** Start of Supplied records **
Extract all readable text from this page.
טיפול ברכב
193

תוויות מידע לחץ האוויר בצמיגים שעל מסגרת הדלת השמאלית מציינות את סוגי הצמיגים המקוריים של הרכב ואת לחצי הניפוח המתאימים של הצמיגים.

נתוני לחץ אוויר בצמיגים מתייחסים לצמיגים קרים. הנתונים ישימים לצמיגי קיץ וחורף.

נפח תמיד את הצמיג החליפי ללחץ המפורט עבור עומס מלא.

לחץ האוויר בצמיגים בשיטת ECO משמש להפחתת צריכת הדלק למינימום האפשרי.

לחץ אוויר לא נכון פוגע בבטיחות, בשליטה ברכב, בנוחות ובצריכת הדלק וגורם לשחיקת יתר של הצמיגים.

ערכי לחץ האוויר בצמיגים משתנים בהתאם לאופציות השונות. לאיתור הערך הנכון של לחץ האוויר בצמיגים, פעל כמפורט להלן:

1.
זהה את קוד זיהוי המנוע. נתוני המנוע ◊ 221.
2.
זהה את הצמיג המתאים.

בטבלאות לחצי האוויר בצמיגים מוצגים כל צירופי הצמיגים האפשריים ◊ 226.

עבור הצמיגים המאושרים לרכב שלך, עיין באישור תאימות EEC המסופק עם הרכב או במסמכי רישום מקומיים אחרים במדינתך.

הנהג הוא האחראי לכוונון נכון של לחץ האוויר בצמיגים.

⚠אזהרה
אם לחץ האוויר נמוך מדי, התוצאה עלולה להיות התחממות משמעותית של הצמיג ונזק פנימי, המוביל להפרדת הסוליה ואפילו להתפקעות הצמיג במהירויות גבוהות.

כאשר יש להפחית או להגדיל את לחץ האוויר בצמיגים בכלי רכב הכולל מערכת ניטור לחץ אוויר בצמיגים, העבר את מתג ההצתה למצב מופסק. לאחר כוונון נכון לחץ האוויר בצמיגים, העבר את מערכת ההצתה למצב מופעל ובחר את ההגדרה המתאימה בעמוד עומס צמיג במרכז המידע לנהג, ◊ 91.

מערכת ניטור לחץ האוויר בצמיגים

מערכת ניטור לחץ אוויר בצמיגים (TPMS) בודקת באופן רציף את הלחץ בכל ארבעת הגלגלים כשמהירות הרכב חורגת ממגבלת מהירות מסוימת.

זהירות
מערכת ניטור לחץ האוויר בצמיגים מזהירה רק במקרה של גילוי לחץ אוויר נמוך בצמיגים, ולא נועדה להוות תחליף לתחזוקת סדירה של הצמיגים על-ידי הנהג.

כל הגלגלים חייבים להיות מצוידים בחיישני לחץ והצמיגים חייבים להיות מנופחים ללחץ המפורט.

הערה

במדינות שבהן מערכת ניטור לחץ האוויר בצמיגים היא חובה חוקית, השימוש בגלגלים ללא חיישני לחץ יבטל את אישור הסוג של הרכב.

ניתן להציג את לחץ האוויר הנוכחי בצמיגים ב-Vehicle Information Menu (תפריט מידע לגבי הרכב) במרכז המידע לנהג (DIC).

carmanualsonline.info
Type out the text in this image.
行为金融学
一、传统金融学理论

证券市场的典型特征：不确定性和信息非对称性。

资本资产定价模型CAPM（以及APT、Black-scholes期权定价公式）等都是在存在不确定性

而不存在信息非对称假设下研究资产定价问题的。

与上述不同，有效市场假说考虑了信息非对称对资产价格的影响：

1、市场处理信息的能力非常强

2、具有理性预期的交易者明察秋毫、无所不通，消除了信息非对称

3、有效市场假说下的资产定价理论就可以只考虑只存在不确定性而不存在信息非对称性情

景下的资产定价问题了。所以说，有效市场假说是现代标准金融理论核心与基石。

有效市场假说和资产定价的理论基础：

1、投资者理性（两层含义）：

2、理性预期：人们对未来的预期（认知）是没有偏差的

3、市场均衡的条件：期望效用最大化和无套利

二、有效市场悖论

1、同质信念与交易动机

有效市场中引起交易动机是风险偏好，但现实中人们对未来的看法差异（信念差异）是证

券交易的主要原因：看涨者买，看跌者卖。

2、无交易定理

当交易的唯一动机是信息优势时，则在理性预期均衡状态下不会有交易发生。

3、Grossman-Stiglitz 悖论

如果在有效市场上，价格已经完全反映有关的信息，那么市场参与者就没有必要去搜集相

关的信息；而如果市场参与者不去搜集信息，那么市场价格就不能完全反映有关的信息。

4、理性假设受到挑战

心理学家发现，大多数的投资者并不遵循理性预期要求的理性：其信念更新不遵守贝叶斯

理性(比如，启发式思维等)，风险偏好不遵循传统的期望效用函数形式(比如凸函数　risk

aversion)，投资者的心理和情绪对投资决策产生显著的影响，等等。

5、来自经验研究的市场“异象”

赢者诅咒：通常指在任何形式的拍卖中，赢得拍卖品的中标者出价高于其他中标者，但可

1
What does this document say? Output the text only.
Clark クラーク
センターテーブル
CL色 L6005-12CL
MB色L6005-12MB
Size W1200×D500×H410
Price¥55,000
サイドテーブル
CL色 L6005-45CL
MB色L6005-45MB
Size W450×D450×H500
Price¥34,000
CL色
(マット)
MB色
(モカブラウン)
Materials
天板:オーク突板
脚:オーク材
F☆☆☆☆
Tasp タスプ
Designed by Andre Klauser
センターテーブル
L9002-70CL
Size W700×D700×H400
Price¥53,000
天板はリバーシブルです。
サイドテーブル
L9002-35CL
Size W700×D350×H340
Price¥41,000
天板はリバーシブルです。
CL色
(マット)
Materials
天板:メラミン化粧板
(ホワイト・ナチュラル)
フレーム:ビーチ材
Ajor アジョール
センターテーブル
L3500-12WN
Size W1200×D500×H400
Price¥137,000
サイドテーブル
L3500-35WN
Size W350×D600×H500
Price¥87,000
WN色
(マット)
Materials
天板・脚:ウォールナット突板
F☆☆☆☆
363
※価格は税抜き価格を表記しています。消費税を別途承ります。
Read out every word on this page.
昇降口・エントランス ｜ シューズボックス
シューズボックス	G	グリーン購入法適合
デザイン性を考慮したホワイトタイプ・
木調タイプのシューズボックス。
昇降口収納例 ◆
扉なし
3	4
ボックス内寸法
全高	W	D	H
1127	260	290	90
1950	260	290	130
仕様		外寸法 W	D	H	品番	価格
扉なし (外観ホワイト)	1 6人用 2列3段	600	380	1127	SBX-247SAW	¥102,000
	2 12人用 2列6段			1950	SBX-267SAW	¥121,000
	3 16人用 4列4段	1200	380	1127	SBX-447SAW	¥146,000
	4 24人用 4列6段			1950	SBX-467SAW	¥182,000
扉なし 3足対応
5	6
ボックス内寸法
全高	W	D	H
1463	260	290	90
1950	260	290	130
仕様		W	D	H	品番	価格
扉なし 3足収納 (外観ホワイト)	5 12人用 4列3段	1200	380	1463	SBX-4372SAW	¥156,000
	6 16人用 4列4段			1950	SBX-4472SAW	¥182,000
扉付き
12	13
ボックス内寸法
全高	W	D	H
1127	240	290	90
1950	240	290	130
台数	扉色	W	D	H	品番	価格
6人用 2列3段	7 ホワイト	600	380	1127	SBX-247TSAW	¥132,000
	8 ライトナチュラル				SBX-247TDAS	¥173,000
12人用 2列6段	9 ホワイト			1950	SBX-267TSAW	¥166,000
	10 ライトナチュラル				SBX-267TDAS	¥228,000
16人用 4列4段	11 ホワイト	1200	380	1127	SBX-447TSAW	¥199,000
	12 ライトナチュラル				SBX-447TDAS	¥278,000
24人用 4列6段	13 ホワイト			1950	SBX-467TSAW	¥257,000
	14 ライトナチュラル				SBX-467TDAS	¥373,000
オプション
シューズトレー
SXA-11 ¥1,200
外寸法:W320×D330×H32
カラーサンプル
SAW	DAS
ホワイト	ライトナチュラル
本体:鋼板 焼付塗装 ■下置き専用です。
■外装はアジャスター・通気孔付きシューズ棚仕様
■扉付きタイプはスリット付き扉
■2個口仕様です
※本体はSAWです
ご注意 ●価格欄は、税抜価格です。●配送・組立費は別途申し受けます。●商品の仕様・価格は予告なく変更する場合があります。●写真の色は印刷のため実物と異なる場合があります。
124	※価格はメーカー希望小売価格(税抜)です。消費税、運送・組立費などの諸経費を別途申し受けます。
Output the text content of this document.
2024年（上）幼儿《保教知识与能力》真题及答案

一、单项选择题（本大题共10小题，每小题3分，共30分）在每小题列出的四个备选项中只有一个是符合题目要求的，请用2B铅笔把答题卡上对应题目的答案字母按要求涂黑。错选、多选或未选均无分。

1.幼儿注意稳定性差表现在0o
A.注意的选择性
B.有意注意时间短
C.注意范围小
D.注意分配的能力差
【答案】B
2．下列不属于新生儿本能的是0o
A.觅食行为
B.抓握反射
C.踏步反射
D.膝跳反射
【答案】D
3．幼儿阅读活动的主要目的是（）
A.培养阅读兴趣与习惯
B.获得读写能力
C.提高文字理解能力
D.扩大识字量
** End of Supplied records **
_Exercise prompt_
From the listing above, copy out each line where the word "במרכז" appears.

_Correct result_
כאשר יש להפחית או להגדיל את לחץ האוויר בצמיגים בכלי רכב הכולל מערכת ניטור לחץ אוויר בצמיגים, העבר את מתג ההצתה למצב מופסק. לאחר כוונון נכון לחץ האוויר בצמיגים, העבר את מערכת ההצתה למצב מופעל ובחר את ההגדרה המתאימה בעמוד עומס צמיג במרכז המידע לנהג, ◊ 91.
ניתן להציג את לחץ האוויר הנוכחי בצמיגים ב-Vehicle Information Menu (תפריט מידע לגבי הרכב) במרכז המידע לנהג (DIC).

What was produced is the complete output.